Entries taken from a collection:
START
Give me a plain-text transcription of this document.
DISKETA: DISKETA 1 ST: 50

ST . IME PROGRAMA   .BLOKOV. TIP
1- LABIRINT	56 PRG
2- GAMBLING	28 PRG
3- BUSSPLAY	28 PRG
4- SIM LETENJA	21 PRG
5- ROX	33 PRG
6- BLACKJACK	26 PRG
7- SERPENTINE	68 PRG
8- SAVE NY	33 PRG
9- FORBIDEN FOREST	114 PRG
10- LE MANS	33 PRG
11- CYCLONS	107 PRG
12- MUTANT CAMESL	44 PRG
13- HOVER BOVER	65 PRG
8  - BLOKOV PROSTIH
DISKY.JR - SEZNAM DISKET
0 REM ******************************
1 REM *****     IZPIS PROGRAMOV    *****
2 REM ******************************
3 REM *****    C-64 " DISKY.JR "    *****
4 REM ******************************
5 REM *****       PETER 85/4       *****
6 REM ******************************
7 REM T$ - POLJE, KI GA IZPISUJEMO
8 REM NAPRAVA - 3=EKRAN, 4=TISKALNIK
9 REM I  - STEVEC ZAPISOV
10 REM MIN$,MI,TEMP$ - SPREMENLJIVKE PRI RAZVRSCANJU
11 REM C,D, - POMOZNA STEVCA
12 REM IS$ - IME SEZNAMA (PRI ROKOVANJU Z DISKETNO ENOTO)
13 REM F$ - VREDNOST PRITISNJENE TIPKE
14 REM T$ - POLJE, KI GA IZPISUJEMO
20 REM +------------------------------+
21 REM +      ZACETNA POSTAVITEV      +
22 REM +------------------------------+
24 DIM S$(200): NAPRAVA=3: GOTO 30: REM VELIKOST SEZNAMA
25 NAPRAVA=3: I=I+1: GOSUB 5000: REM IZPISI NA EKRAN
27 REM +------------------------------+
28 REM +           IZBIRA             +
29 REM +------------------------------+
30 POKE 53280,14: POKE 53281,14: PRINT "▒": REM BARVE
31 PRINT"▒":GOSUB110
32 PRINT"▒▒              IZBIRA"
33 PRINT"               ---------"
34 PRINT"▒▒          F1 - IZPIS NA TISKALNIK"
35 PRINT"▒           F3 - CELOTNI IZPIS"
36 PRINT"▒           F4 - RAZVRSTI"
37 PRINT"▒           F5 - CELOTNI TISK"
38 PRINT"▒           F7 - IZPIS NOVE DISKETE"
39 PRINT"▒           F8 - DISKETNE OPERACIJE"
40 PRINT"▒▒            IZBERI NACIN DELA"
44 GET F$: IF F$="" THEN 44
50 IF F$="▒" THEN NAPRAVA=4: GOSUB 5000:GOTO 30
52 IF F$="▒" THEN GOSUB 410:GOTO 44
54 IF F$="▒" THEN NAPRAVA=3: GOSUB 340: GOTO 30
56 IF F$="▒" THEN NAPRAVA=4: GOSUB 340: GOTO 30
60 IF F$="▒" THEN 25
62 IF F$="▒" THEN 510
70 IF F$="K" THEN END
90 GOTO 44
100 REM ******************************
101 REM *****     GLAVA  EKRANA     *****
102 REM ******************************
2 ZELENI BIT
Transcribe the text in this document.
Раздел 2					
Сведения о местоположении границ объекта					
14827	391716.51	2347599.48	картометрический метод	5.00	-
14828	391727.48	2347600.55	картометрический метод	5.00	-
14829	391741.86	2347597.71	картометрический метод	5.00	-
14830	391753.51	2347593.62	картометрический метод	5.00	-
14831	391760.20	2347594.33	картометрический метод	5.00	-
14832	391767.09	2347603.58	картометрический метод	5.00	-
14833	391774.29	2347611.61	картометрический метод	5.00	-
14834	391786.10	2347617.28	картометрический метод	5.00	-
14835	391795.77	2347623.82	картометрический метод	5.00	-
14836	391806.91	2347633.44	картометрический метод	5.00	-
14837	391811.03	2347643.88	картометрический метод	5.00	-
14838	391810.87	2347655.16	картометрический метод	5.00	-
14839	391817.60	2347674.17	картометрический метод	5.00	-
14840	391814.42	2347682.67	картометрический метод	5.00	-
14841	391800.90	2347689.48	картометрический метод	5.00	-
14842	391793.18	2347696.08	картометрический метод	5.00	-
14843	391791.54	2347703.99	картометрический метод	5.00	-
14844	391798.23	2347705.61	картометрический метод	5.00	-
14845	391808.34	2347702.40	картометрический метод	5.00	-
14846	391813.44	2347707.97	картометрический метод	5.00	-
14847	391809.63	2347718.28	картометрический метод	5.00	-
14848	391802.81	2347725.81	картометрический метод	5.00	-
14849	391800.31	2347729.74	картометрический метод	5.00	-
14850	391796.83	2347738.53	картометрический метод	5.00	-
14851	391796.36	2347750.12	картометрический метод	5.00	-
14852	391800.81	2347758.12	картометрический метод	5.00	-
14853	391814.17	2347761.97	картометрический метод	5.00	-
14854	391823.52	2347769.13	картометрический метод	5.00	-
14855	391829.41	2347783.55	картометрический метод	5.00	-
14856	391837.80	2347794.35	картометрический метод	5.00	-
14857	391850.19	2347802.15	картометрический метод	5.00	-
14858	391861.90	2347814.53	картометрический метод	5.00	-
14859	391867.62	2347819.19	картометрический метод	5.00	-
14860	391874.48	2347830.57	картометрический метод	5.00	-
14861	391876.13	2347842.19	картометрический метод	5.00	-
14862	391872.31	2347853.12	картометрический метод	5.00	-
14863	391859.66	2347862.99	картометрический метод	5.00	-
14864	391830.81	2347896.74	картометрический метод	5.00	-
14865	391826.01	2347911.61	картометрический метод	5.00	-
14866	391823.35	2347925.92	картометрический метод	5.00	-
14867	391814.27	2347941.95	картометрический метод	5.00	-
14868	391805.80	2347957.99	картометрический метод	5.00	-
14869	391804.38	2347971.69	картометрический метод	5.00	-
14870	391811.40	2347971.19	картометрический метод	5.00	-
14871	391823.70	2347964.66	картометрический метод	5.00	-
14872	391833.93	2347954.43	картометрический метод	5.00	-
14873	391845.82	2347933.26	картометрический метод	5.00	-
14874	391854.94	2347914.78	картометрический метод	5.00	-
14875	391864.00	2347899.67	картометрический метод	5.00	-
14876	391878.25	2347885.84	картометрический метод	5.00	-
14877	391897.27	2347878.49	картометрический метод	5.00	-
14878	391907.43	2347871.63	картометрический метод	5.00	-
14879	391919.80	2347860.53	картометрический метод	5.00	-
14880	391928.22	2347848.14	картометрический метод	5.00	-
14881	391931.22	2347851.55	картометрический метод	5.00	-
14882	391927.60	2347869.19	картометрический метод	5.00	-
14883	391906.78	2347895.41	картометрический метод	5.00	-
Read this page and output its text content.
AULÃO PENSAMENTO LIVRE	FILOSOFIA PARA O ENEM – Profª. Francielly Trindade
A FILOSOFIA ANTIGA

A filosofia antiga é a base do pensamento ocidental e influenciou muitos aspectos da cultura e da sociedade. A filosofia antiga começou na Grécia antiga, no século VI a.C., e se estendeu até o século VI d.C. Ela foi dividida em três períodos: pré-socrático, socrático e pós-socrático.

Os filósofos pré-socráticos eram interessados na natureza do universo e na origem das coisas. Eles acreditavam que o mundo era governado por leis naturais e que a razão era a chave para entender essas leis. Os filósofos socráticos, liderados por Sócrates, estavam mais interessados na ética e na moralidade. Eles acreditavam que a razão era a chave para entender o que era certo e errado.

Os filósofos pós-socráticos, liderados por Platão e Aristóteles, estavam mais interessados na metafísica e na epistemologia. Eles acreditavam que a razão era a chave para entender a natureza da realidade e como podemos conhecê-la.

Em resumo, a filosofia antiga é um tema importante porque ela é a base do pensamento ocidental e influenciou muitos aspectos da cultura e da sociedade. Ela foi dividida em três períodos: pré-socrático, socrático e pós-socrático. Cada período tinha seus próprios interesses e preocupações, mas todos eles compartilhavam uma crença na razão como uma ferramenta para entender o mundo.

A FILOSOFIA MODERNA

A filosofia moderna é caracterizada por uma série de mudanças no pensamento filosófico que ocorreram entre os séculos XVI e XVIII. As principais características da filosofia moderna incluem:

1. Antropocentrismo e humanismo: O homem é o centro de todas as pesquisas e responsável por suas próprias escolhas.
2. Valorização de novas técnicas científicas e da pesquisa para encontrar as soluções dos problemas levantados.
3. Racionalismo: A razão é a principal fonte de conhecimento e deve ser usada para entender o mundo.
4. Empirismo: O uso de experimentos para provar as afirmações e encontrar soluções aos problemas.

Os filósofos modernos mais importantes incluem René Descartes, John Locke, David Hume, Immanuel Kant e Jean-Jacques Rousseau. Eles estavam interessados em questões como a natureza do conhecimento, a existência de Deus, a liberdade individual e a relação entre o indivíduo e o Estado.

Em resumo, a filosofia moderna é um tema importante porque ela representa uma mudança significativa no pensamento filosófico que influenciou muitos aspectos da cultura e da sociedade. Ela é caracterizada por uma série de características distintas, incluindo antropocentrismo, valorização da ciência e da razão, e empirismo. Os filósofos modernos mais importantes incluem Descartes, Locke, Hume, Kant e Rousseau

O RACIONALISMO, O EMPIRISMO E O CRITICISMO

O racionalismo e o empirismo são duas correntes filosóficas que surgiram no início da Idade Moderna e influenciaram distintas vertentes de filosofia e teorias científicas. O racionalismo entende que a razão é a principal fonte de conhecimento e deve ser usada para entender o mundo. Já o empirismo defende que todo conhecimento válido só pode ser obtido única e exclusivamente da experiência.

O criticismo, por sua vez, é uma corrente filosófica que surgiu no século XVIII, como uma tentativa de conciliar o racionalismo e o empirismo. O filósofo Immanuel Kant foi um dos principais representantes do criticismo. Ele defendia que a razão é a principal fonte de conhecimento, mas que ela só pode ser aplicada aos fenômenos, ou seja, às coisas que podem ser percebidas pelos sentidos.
END
### [WHAT YOU ARE ASKED TO DO]
Look through the data and gather every line with the string "GOTO" in it.

### [WRITTEN ANSWER]
24 DIM S$(200): NAPRAVA=3: GOTO 30: REM VELIKOST SEZNAMA
50 IF F$="▒" THEN NAPRAVA=4: GOSUB 5000:GOTO 30
52 IF F$="▒" THEN GOSUB 410:GOTO 44
54 IF F$="▒" THEN NAPRAVA=3: GOSUB 340: GOTO 30
56 IF F$="▒" THEN NAPRAVA=4: GOSUB 340: GOTO 30
90 GOTO 44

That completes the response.